[Extracted data entries]
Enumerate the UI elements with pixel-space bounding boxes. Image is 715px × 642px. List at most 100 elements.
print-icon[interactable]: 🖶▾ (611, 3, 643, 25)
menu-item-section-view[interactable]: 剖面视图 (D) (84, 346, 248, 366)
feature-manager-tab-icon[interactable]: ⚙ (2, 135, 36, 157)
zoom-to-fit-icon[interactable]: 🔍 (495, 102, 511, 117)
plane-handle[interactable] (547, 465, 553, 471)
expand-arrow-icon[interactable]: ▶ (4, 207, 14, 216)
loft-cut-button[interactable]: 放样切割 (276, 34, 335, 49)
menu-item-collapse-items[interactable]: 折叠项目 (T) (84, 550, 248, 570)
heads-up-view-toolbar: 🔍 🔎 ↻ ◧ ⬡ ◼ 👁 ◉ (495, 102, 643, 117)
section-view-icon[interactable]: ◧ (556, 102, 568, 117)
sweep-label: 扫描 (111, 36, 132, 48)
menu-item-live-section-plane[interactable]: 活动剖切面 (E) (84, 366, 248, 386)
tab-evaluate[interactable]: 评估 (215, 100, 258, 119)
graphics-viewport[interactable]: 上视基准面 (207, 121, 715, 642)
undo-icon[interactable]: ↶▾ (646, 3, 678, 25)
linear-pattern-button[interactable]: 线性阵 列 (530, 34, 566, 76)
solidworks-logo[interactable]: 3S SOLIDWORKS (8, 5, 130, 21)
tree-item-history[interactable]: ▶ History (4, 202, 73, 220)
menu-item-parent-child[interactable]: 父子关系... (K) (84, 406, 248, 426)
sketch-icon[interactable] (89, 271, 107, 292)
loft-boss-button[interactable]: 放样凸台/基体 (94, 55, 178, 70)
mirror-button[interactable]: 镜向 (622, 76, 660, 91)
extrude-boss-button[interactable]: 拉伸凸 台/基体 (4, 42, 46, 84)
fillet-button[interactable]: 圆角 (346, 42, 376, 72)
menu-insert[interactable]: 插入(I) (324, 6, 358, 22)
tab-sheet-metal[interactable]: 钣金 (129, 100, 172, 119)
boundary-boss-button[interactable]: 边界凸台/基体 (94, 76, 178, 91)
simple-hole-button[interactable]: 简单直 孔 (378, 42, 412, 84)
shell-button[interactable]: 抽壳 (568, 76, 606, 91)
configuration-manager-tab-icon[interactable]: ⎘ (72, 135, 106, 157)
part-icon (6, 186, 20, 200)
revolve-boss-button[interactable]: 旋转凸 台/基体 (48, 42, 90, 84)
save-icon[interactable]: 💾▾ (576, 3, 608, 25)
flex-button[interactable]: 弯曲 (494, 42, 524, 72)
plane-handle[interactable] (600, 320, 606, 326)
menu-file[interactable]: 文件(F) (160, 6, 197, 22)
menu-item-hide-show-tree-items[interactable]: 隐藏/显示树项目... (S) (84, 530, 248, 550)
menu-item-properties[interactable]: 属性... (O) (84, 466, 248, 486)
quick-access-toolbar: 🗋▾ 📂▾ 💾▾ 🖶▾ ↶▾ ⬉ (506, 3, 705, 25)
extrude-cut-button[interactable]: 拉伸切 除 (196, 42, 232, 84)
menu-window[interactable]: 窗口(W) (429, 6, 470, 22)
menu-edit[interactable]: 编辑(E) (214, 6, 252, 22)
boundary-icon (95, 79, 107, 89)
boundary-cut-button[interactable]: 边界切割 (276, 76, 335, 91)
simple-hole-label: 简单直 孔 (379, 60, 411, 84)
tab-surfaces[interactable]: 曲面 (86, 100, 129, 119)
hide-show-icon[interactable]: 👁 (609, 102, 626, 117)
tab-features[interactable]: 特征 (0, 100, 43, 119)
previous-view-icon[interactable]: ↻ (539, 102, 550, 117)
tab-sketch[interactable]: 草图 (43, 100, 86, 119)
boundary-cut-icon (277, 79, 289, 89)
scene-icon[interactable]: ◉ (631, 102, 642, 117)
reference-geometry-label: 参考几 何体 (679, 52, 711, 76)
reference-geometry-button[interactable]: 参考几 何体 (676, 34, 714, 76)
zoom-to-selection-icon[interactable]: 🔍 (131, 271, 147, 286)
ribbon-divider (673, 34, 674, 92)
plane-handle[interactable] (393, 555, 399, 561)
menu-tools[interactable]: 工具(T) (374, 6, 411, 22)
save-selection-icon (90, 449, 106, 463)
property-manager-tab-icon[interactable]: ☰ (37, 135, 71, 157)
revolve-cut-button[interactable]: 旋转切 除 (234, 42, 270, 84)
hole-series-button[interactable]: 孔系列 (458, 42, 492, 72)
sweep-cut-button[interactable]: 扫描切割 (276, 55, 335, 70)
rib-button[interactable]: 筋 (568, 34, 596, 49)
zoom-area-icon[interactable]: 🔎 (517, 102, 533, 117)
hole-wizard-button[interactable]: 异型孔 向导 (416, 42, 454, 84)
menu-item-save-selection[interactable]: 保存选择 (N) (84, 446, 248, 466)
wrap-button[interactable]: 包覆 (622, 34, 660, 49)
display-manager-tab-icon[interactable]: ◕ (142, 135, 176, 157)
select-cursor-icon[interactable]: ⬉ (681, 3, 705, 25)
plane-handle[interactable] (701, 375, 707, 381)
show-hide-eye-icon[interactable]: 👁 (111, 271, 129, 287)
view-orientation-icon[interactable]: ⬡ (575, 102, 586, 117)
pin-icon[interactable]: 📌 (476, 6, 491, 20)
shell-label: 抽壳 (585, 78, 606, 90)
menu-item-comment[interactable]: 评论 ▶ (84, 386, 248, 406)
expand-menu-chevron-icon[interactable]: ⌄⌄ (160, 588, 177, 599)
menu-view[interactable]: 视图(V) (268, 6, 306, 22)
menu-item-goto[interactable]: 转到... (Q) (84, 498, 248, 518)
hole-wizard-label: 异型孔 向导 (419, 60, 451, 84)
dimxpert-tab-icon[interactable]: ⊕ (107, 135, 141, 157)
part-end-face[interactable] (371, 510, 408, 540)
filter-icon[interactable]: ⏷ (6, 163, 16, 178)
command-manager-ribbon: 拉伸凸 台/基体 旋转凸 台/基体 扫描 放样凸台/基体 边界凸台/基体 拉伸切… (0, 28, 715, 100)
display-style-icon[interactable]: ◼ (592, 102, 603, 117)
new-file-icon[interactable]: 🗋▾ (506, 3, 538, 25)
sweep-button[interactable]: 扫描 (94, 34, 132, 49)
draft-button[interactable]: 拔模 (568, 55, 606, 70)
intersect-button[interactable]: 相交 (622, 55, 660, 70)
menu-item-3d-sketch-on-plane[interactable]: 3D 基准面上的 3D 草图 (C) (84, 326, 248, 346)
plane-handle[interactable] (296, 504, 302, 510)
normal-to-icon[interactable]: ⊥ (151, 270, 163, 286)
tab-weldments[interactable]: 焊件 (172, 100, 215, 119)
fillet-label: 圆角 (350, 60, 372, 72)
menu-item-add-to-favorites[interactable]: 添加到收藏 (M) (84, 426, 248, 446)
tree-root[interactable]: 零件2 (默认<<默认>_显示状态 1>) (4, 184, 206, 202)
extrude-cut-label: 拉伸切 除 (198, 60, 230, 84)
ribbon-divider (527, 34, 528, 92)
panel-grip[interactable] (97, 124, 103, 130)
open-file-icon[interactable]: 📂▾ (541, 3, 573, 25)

#### [REQUIREMENT]
Return, unchanged, every line from the start of the entries through the line containing "revolve-boss-button[interactable]: 旋转凸 台/基体", including both the first line and that final line.

#### [REPLY]
Enumerate the UI elements with pixel-space bounding boxes. Image is 715px × 642px. List at most 100 elements.
print-icon[interactable]: 🖶▾ (611, 3, 643, 25)
menu-item-section-view[interactable]: 剖面视图 (D) (84, 346, 248, 366)
feature-manager-tab-icon[interactable]: ⚙ (2, 135, 36, 157)
zoom-to-fit-icon[interactable]: 🔍 (495, 102, 511, 117)
plane-handle[interactable] (547, 465, 553, 471)
expand-arrow-icon[interactable]: ▶ (4, 207, 14, 216)
loft-cut-button[interactable]: 放样切割 (276, 34, 335, 49)
menu-item-collapse-items[interactable]: 折叠项目 (T) (84, 550, 248, 570)
heads-up-view-toolbar: 🔍 🔎 ↻ ◧ ⬡ ◼ 👁 ◉ (495, 102, 643, 117)
section-view-icon[interactable]: ◧ (556, 102, 568, 117)
sweep-label: 扫描 (111, 36, 132, 48)
menu-item-live-section-plane[interactable]: 活动剖切面 (E) (84, 366, 248, 386)
tab-evaluate[interactable]: 评估 (215, 100, 258, 119)
graphics-viewport[interactable]: 上视基准面 (207, 121, 715, 642)
undo-icon[interactable]: ↶▾ (646, 3, 678, 25)
linear-pattern-button[interactable]: 线性阵 列 (530, 34, 566, 76)
solidworks-logo[interactable]: 3S SOLIDWORKS (8, 5, 130, 21)
tree-item-history[interactable]: ▶ History (4, 202, 73, 220)
menu-item-parent-child[interactable]: 父子关系... (K) (84, 406, 248, 426)
sketch-icon[interactable] (89, 271, 107, 292)
loft-boss-button[interactable]: 放样凸台/基体 (94, 55, 178, 70)
mirror-button[interactable]: 镜向 (622, 76, 660, 91)
extrude-boss-button[interactable]: 拉伸凸 台/基体 (4, 42, 46, 84)
fillet-button[interactable]: 圆角 (346, 42, 376, 72)
menu-insert[interactable]: 插入(I) (324, 6, 358, 22)
tab-sheet-metal[interactable]: 钣金 (129, 100, 172, 119)
boundary-boss-button[interactable]: 边界凸台/基体 (94, 76, 178, 91)
simple-hole-button[interactable]: 简单直 孔 (378, 42, 412, 84)
shell-button[interactable]: 抽壳 (568, 76, 606, 91)
configuration-manager-tab-icon[interactable]: ⎘ (72, 135, 106, 157)
part-icon (6, 186, 20, 200)
revolve-boss-button[interactable]: 旋转凸 台/基体 (48, 42, 90, 84)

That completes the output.